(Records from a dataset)
+===+

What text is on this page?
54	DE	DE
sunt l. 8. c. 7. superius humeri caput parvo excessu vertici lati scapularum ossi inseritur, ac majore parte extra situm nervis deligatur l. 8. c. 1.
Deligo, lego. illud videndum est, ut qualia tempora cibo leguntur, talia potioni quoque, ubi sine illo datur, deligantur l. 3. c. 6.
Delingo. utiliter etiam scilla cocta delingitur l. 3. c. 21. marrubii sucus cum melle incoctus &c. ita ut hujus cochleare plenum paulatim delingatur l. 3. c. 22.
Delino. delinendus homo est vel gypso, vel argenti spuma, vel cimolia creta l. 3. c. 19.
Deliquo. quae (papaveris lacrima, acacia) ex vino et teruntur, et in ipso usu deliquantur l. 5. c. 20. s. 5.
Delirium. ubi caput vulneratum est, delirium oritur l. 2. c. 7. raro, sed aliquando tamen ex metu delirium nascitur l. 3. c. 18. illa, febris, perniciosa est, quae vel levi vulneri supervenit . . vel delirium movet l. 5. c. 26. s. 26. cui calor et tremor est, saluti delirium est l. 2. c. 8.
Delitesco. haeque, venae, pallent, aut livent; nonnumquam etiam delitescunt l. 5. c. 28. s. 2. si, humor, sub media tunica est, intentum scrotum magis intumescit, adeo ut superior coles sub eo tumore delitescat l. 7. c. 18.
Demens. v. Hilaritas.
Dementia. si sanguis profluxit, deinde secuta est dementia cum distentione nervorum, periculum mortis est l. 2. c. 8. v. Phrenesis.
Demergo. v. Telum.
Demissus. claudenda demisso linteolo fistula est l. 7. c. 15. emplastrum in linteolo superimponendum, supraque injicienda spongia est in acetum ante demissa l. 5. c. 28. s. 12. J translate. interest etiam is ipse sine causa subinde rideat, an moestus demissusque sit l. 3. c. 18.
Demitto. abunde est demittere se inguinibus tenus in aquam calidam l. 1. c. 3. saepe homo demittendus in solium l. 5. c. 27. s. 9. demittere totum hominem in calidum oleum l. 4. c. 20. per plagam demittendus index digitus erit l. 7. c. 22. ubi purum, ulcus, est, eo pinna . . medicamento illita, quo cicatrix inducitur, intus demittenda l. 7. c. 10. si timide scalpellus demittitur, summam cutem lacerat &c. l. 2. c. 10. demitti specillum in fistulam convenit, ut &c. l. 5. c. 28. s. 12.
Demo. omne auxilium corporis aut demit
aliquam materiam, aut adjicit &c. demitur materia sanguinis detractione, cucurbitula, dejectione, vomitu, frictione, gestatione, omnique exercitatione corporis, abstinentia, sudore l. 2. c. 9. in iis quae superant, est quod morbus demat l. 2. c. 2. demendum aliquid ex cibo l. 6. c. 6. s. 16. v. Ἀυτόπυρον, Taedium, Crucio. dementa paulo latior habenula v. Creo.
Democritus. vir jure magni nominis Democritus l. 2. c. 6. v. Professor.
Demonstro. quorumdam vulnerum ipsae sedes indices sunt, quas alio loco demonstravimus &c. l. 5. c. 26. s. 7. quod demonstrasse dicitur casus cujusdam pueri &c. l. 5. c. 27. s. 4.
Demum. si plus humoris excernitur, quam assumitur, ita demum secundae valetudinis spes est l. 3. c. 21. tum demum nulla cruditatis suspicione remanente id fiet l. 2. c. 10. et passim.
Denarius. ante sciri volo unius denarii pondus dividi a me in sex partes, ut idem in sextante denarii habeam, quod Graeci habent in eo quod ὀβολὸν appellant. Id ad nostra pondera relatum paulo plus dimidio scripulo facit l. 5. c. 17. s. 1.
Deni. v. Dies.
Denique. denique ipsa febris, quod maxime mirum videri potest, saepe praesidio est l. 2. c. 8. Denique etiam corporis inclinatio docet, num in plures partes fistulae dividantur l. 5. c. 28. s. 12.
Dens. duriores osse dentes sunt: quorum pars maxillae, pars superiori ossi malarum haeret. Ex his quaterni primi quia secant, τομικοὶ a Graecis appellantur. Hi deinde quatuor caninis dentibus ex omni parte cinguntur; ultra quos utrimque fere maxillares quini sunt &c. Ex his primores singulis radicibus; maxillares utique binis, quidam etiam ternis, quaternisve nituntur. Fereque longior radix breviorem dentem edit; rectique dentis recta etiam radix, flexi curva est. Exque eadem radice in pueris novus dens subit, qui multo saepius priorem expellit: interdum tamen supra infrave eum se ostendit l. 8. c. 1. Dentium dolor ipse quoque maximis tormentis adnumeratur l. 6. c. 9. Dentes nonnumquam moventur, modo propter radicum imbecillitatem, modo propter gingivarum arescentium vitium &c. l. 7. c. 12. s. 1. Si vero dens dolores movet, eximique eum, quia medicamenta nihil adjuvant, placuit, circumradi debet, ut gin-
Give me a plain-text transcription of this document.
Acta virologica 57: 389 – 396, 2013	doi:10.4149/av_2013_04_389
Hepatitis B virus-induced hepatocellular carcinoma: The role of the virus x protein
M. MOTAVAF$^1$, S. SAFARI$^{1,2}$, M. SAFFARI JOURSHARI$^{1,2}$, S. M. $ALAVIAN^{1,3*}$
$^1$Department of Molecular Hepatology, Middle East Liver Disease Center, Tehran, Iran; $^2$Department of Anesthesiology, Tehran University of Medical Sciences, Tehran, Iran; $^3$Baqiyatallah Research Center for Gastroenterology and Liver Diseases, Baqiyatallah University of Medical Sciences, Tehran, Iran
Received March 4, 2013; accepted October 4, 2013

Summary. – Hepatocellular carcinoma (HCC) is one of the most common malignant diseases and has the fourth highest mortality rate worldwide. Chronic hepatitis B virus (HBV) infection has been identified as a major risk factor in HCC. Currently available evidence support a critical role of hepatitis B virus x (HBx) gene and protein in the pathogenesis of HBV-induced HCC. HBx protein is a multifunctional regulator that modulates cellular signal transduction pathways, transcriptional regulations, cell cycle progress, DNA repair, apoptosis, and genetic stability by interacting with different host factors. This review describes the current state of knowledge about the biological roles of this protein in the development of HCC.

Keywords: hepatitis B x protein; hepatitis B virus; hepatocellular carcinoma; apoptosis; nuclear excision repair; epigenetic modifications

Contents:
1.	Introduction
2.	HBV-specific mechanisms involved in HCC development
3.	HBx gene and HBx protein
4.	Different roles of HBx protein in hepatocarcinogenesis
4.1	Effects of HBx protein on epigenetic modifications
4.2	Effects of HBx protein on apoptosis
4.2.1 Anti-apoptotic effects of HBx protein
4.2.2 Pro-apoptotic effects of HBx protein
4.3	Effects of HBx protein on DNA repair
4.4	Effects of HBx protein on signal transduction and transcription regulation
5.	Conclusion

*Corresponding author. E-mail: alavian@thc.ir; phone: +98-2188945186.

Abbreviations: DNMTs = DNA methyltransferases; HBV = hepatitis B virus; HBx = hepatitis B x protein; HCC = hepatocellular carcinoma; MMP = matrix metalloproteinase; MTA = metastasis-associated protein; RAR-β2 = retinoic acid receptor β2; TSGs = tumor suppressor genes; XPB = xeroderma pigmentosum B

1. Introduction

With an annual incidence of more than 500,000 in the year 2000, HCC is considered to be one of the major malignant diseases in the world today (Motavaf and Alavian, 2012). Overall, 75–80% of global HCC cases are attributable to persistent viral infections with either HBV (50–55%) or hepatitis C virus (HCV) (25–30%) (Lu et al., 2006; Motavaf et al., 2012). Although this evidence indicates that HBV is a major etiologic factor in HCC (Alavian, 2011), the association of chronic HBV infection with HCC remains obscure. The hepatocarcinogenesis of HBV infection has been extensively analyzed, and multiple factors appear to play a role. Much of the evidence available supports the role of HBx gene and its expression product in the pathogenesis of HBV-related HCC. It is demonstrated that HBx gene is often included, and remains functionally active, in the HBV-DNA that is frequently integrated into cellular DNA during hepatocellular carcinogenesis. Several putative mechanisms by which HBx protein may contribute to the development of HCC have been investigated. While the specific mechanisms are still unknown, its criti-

+===+

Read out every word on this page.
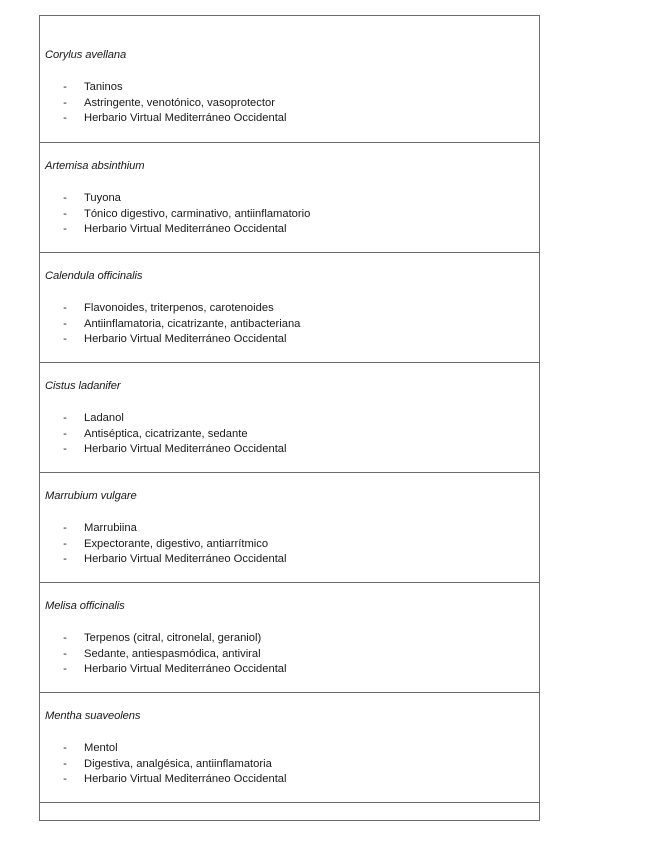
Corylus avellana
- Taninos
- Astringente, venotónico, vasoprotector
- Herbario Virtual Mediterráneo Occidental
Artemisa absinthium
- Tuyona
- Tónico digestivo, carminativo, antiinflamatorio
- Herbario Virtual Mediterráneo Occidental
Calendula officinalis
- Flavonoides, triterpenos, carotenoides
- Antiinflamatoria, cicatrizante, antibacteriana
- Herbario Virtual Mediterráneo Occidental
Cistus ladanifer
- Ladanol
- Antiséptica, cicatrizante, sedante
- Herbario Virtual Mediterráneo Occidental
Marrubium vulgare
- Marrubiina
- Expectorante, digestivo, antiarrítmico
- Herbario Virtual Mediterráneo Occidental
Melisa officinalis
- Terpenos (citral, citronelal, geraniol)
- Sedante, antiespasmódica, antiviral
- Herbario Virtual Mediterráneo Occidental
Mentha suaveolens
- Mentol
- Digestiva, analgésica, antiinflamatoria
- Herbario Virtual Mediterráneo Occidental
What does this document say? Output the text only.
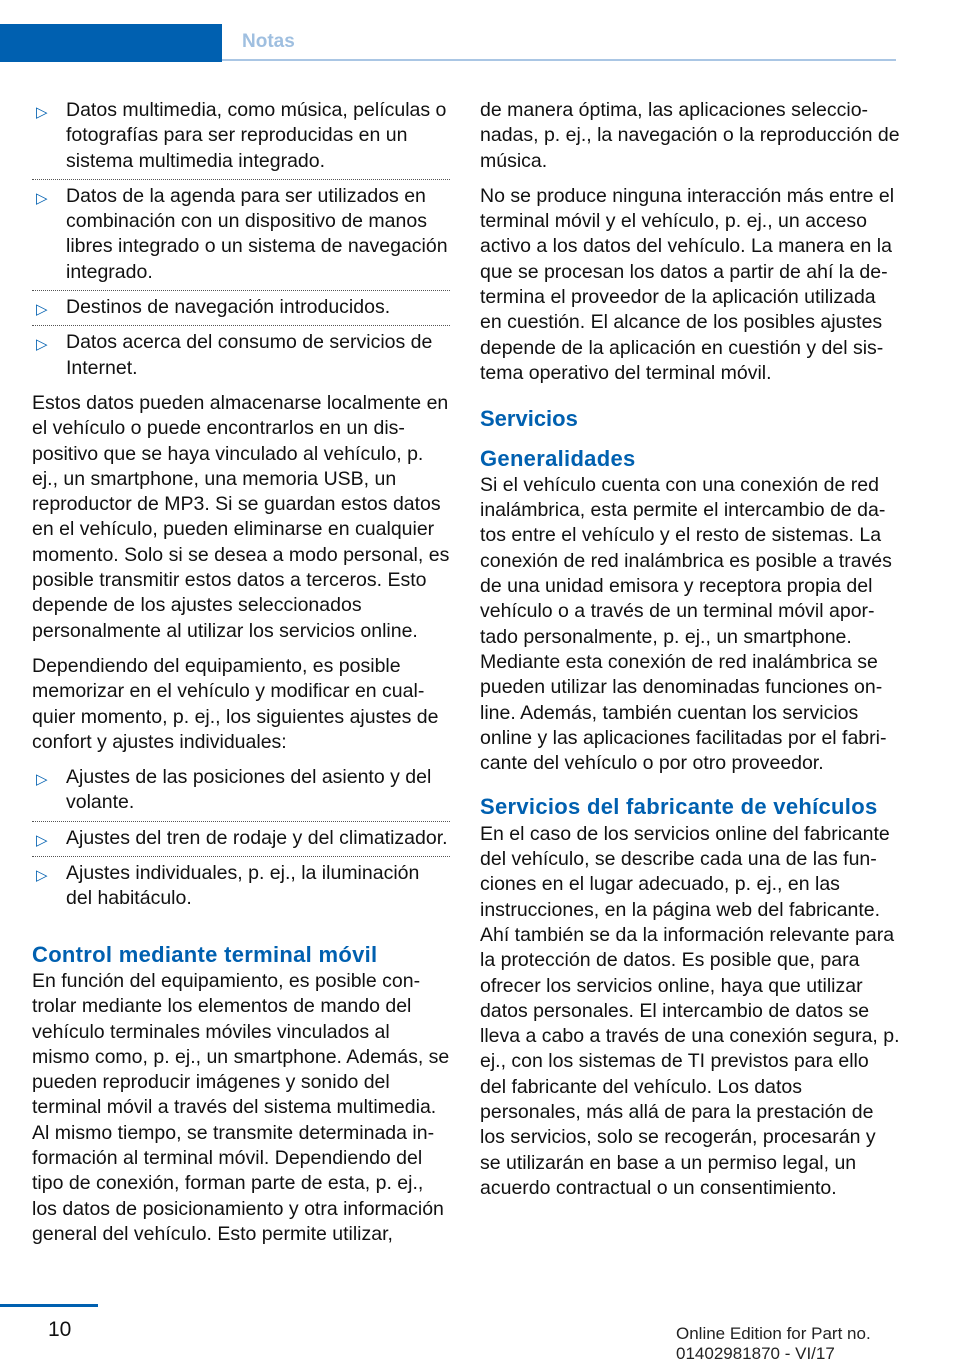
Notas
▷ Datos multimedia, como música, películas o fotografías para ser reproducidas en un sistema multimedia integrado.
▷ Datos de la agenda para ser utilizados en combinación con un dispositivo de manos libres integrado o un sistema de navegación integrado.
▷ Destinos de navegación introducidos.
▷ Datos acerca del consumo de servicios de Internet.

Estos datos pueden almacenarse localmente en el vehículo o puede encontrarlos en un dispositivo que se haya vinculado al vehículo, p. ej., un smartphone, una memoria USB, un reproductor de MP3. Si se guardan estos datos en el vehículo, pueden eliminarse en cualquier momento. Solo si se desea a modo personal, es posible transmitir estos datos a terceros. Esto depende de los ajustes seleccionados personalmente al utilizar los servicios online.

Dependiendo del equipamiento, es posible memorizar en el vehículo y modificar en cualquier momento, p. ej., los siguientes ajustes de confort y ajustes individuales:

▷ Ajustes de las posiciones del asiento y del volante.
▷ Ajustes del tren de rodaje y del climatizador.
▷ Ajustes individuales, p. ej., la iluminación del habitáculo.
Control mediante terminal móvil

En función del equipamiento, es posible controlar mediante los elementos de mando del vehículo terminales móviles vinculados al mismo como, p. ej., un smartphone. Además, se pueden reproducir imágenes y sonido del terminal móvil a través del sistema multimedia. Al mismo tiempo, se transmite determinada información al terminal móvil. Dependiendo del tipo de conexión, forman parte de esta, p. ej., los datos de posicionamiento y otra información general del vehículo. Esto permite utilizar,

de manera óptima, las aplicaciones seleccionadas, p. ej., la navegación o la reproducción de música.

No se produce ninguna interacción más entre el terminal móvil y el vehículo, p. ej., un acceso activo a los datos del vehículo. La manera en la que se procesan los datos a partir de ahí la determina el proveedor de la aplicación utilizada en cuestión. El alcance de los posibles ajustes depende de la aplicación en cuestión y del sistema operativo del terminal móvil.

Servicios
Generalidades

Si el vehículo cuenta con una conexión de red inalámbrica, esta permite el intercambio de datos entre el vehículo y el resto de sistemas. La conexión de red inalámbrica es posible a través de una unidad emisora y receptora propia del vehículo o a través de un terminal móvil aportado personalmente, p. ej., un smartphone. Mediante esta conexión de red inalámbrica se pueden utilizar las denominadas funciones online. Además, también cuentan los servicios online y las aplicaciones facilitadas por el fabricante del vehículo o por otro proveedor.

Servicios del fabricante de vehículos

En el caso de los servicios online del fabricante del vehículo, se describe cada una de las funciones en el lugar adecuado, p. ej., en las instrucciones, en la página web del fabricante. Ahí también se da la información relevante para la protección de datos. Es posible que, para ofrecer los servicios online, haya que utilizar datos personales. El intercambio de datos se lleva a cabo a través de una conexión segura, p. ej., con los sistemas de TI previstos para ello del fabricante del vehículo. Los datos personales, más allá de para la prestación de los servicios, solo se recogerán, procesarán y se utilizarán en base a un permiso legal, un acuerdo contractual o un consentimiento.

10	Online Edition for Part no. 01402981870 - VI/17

+===+

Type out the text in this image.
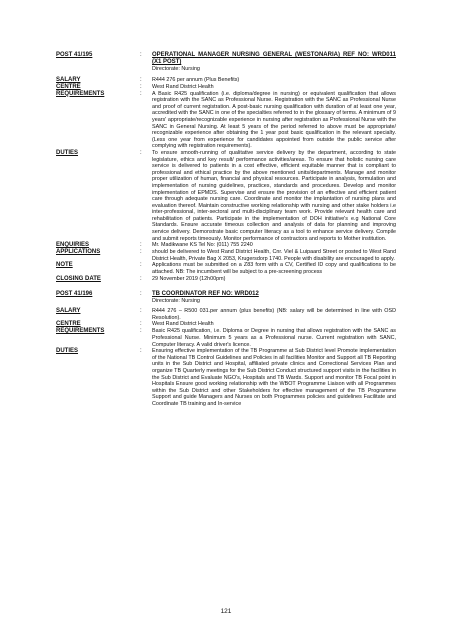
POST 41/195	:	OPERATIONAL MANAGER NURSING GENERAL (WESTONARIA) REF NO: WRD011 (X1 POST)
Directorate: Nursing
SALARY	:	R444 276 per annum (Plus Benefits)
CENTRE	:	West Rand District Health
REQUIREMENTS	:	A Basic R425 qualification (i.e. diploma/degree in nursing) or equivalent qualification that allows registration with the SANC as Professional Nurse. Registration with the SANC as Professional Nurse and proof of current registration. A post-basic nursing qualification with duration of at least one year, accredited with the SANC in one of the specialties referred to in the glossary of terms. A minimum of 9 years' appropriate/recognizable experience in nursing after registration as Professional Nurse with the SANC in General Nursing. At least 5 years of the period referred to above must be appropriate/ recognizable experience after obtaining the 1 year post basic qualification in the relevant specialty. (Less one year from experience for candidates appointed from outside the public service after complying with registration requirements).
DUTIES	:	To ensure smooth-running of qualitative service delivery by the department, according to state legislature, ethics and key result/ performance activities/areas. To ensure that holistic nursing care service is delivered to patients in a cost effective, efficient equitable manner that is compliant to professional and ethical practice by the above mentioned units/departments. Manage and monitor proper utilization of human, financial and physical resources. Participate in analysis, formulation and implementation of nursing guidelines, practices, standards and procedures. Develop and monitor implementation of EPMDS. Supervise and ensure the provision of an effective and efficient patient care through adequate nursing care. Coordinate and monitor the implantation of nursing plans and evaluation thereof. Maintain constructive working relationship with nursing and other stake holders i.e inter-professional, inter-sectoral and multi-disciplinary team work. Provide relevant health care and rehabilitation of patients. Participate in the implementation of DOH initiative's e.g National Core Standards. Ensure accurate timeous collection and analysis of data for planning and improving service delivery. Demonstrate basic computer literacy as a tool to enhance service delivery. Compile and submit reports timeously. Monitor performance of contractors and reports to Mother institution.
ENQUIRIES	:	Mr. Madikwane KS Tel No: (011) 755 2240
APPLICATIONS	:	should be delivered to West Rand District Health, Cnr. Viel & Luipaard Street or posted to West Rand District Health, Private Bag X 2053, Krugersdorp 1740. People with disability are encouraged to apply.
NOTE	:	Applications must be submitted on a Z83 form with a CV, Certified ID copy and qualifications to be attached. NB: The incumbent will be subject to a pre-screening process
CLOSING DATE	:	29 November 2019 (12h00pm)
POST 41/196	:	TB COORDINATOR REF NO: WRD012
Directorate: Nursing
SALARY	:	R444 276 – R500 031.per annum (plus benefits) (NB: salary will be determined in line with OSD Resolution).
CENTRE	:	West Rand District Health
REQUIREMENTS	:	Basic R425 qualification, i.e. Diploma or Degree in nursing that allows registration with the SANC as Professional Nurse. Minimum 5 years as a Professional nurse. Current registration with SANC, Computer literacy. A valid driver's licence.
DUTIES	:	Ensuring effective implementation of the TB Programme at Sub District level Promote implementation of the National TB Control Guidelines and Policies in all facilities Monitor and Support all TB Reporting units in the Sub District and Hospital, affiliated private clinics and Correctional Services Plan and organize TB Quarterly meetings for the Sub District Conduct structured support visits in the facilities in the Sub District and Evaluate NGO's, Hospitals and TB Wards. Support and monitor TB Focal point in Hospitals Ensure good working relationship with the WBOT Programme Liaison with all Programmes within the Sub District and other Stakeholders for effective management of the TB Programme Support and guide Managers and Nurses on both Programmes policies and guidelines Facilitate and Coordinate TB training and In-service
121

+===+

BRIEF: Look through the entries for the string "epigenetic". Every line that has it belongs in the answer.

RESPONSE TO THE TASK:
Keywords: hepatitis B x protein; hepatitis B virus; hepatocellular carcinoma; apoptosis; nuclear excision repair; epigenetic modifications
4.1	Effects of HBx protein on epigenetic modifications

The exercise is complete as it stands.